_GOAL_:
Transcribe every record that appears below, exactly and in full.
==== SUPPLIED RECORDS
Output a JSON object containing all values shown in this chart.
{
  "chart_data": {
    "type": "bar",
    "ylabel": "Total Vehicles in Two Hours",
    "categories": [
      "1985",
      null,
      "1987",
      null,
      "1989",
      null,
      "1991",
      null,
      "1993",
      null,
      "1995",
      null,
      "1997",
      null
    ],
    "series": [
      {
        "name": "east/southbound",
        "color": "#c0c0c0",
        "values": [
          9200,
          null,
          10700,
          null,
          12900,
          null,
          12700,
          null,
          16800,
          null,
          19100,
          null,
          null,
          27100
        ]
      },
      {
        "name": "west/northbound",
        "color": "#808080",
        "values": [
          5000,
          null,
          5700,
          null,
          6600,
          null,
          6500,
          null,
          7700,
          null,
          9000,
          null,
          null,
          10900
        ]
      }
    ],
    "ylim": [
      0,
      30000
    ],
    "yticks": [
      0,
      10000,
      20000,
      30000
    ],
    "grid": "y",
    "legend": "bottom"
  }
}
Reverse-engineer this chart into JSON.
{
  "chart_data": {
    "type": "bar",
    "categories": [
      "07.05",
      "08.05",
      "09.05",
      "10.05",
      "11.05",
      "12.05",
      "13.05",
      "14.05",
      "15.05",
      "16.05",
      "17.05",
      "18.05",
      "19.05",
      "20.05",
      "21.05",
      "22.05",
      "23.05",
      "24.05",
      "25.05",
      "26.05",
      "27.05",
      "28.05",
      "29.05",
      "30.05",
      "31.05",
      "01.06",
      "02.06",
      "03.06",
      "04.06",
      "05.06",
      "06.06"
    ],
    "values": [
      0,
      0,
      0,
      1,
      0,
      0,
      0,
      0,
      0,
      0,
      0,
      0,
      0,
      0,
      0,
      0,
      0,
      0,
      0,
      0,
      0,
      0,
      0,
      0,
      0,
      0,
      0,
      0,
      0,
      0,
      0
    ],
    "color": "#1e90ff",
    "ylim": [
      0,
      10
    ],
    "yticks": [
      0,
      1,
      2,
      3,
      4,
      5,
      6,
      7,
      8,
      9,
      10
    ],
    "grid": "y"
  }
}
========
_WRITTEN ANSWER_:
Output a JSON object containing all values shown in this chart.
{
  "chart_data": {
    "type": "bar",
    "ylabel": "Total Vehicles in Two Hours",
    "categories": [
      "1985",
      null,
      "1987",
      null,
      "1989",
      null,
      "1991",
      null,
      "1993",
      null,
      "1995",
      null,
      "1997",
      null
    ],
    "series": [
      {
        "name": "east/southbound",
        "color": "#c0c0c0",
        "values": [
          9200,
          null,
          10700,
          null,
          12900,
          null,
          12700,
          null,
          16800,
          null,
          19100,
          null,
          null,
          27100
        ]
      },
      {
        "name": "west/northbound",
        "color": "#808080",
        "values": [
          5000,
          null,
          5700,
          null,
          6600,
          null,
          6500,
          null,
          7700,
          null,
          9000,
          null,
          null,
          10900
        ]
      }
    ],
    "ylim": [
      0,
      30000
    ],
    "yticks": [
      0,
      10000,
      20000,
      30000
    ],
    "grid": "y",
    "legend": "bottom"
  }
}
Reverse-engineer this chart into JSON.
{
  "chart_data": {
    "type": "bar",
    "categories": [
      "07.05",
      "08.05",
      "09.05",
      "10.05",
      "11.05",
      "12.05",
      "13.05",
      "14.05",
      "15.05",
      "16.05",
      "17.05",
      "18.05",
      "19.05",
      "20.05",
      "21.05",
      "22.05",
      "23.05",
      "24.05",
      "25.05",
      "26.05",
      "27.05",
      "28.05",
      "29.05",
      "30.05",
      "31.05",
      "01.06",
      "02.06",
      "03.06",
      "04.06",
      "05.06",
      "06.06"
    ],
    "values": [
      0,
      0,
      0,
      1,
      0,
      0,
      0,
      0,
      0,
      0,
      0,
      0,
      0,
      0,
      0,
      0,
      0,
      0,
      0,
      0,
      0,
      0,
      0,
      0,
      0,
      0,
      0,
      0,
      0,
      0,
      0
    ],
    "color": "#1e90ff",
    "ylim": [
      0,
      10
    ],
    "yticks": [
      0,
      1,
      2,
      3,
      4,
      5,
      6,
      7,
      8,
      9,
      10
    ],
    "grid": "y"
  }
}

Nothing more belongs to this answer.